# [TASK DESCRIPTION]
With every mark kept, transcribe all of the records.

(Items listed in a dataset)
■ ■ ■ ■ ■ ■ ■

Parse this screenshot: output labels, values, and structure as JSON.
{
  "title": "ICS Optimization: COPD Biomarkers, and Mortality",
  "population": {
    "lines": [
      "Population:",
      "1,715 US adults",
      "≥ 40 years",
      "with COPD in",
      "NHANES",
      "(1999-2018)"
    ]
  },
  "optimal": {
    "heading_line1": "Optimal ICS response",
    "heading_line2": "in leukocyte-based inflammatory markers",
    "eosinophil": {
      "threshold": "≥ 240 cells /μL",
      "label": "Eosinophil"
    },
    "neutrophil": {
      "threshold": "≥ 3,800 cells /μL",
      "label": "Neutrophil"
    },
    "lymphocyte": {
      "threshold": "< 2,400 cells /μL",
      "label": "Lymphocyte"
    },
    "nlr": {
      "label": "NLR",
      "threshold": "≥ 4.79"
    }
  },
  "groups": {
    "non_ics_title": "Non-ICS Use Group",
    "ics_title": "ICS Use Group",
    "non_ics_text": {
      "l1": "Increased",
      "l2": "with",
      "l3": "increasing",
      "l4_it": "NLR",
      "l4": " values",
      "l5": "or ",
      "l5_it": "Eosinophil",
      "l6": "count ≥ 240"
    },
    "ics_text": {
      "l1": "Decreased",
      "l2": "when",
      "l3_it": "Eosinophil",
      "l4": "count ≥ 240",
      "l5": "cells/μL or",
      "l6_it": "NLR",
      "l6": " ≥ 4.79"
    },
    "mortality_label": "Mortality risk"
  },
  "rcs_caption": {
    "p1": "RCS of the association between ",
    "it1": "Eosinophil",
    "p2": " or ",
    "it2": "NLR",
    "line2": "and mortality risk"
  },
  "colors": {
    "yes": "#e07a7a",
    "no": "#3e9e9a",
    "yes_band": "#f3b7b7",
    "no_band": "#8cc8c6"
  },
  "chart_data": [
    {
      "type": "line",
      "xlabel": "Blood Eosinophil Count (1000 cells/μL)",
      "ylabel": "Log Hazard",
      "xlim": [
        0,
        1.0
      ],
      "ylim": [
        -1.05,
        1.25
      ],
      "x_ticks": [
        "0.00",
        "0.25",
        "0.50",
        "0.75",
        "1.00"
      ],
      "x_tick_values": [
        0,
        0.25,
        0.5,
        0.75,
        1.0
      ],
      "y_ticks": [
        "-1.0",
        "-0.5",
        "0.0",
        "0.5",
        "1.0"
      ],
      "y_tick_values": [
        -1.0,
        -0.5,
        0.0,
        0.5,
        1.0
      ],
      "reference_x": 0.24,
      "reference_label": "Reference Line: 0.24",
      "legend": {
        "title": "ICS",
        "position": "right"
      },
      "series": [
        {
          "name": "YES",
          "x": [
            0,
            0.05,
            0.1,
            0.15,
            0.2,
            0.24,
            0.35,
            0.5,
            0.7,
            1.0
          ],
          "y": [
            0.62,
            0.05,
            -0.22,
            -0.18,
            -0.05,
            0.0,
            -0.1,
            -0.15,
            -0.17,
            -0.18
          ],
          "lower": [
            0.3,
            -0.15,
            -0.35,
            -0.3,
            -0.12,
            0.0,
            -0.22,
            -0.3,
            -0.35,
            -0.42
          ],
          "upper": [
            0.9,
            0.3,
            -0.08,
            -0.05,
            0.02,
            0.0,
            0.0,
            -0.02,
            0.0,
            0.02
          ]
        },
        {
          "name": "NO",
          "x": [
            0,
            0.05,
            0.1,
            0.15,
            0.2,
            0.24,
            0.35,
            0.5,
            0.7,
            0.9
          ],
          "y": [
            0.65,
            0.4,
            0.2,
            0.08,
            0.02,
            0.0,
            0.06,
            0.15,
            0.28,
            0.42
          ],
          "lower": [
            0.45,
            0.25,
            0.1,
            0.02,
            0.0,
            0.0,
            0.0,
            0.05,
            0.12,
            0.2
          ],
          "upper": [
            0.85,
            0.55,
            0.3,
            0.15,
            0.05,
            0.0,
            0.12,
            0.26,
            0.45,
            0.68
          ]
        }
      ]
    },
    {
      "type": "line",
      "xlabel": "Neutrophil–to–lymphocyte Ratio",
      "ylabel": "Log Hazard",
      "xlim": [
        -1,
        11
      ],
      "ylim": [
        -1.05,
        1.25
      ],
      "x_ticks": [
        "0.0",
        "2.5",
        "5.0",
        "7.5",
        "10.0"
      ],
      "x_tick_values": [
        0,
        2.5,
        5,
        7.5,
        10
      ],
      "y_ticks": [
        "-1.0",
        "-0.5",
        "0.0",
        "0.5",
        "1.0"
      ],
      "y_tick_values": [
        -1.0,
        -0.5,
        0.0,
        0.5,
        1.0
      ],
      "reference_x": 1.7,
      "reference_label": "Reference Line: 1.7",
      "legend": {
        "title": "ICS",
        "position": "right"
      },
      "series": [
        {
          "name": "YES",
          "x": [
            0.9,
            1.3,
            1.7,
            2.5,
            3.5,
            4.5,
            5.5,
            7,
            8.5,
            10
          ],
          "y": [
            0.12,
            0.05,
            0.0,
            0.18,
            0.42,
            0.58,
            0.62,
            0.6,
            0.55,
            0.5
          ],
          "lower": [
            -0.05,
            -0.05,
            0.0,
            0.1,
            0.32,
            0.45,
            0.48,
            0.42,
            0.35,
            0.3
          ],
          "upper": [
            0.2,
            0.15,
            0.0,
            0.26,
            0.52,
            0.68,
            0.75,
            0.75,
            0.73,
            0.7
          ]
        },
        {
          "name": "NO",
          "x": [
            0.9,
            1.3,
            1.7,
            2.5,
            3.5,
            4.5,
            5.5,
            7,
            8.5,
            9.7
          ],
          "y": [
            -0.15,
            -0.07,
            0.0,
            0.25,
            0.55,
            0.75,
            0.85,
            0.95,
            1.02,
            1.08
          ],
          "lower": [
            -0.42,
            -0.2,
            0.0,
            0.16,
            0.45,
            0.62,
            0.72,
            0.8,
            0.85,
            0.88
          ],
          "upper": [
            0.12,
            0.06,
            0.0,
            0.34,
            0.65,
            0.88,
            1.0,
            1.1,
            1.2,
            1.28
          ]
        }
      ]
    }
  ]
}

■ ■ ■ ■ ■ ■ ■

# [RESPONSE AREA]
Parse this screenshot: output labels, values, and structure as JSON.
{
  "title": "ICS Optimization: COPD Biomarkers, and Mortality",
  "population": {
    "lines": [
      "Population:",
      "1,715 US adults",
      "≥ 40 years",
      "with COPD in",
      "NHANES",
      "(1999-2018)"
    ]
  },
  "optimal": {
    "heading_line1": "Optimal ICS response",
    "heading_line2": "in leukocyte-based inflammatory markers",
    "eosinophil": {
      "threshold": "≥ 240 cells /μL",
      "label": "Eosinophil"
    },
    "neutrophil": {
      "threshold": "≥ 3,800 cells /μL",
      "label": "Neutrophil"
    },
    "lymphocyte": {
      "threshold": "< 2,400 cells /μL",
      "label": "Lymphocyte"
    },
    "nlr": {
      "label": "NLR",
      "threshold": "≥ 4.79"
    }
  },
  "groups": {
    "non_ics_title": "Non-ICS Use Group",
    "ics_title": "ICS Use Group",
    "non_ics_text": {
      "l1": "Increased",
      "l2": "with",
      "l3": "increasing",
      "l4_it": "NLR",
      "l4": " values",
      "l5": "or ",
      "l5_it": "Eosinophil",
      "l6": "count ≥ 240"
    },
    "ics_text": {
      "l1": "Decreased",
      "l2": "when",
      "l3_it": "Eosinophil",
      "l4": "count ≥ 240",
      "l5": "cells/μL or",
      "l6_it": "NLR",
      "l6": " ≥ 4.79"
    },
    "mortality_label": "Mortality risk"
  },
  "rcs_caption": {
    "p1": "RCS of the association between ",
    "it1": "Eosinophil",
    "p2": " or ",
    "it2": "NLR",
    "line2": "and mortality risk"
  },
  "colors": {
    "yes": "#e07a7a",
    "no": "#3e9e9a",
    "yes_band": "#f3b7b7",
    "no_band": "#8cc8c6"
  },
  "chart_data": [
    {
      "type": "line",
      "xlabel": "Blood Eosinophil Count (1000 cells/μL)",
      "ylabel": "Log Hazard",
      "xlim": [
        0,
        1.0
      ],
      "ylim": [
        -1.05,
        1.25
      ],
      "x_ticks": [
        "0.00",
        "0.25",
        "0.50",
        "0.75",
        "1.00"
      ],
      "x_tick_values": [
        0,
        0.25,
        0.5,
        0.75,
        1.0
      ],
      "y_ticks": [
        "-1.0",
        "-0.5",
        "0.0",
        "0.5",
        "1.0"
      ],
      "y_tick_values": [
        -1.0,
        -0.5,
        0.0,
        0.5,
        1.0
      ],
      "reference_x": 0.24,
      "reference_label": "Reference Line: 0.24",
      "legend": {
        "title": "ICS",
        "position": "right"
      },
      "series": [
        {
          "name": "YES",
          "x": [
            0,
            0.05,
            0.1,
            0.15,
            0.2,
            0.24,
            0.35,
            0.5,
            0.7,
            1.0
          ],
          "y": [
            0.62,
            0.05,
            -0.22,
            -0.18,
            -0.05,
            0.0,
            -0.1,
            -0.15,
            -0.17,
            -0.18
          ],
          "lower": [
            0.3,
            -0.15,
            -0.35,
            -0.3,
            -0.12,
            0.0,
            -0.22,
            -0.3,
            -0.35,
            -0.42
          ],
          "upper": [
            0.9,
            0.3,
            -0.08,
            -0.05,
            0.02,
            0.0,
            0.0,
            -0.02,
            0.0,
            0.02
          ]
        },
        {
          "name": "NO",
          "x": [
            0,
            0.05,
            0.1,
            0.15,
            0.2,
            0.24,
            0.35,
            0.5,
            0.7,
            0.9
          ],
          "y": [
            0.65,
            0.4,
            0.2,
            0.08,
            0.02,
            0.0,
            0.06,
            0.15,
            0.28,
            0.42
          ],
          "lower": [
            0.45,
            0.25,
            0.1,
            0.02,
            0.0,
            0.0,
            0.0,
            0.05,
            0.12,
            0.2
          ],
          "upper": [
            0.85,
            0.55,
            0.3,
            0.15,
            0.05,
            0.0,
            0.12,
            0.26,
            0.45,
            0.68
          ]
        }
      ]
    },
    {
      "type": "line",
      "xlabel": "Neutrophil–to–lymphocyte Ratio",
      "ylabel": "Log Hazard",
      "xlim": [
        -1,
        11
      ],
      "ylim": [
        -1.05,
        1.25
      ],
      "x_ticks": [
        "0.0",
        "2.5",
        "5.0",
        "7.5",
        "10.0"
      ],
      "x_tick_values": [
        0,
        2.5,
        5,
        7.5,
        10
      ],
      "y_ticks": [
        "-1.0",
        "-0.5",
        "0.0",
        "0.5",
        "1.0"
      ],
      "y_tick_values": [
        -1.0,
        -0.5,
        0.0,
        0.5,
        1.0
      ],
      "reference_x": 1.7,
      "reference_label": "Reference Line: 1.7",
      "legend": {
        "title": "ICS",
        "position": "right"
      },
      "series": [
        {
          "name": "YES",
          "x": [
            0.9,
            1.3,
            1.7,
            2.5,
            3.5,
            4.5,
            5.5,
            7,
            8.5,
            10
          ],
          "y": [
            0.12,
            0.05,
            0.0,
            0.18,
            0.42,
            0.58,
            0.62,
            0.6,
            0.55,
            0.5
          ],
          "lower": [
            -0.05,
            -0.05,
            0.0,
            0.1,
            0.32,
            0.45,
            0.48,
            0.42,
            0.35,
            0.3
          ],
          "upper": [
            0.2,
            0.15,
            0.0,
            0.26,
            0.52,
            0.68,
            0.75,
            0.75,
            0.73,
            0.7
          ]
        },
        {
          "name": "NO",
          "x": [
            0.9,
            1.3,
            1.7,
            2.5,
            3.5,
            4.5,
            5.5,
            7,
            8.5,
            9.7
          ],
          "y": [
            -0.15,
            -0.07,
            0.0,
            0.25,
            0.55,
            0.75,
            0.85,
            0.95,
            1.02,
            1.08
          ],
          "lower": [
            -0.42,
            -0.2,
            0.0,
            0.16,
            0.45,
            0.62,
            0.72,
            0.8,
            0.85,
            0.88
          ],
          "upper": [
            0.12,
            0.06,
            0.0,
            0.34,
            0.65,
            0.88,
            1.0,
            1.1,
            1.2,
            1.28
          ]
        }
      ]
    }
  ]
}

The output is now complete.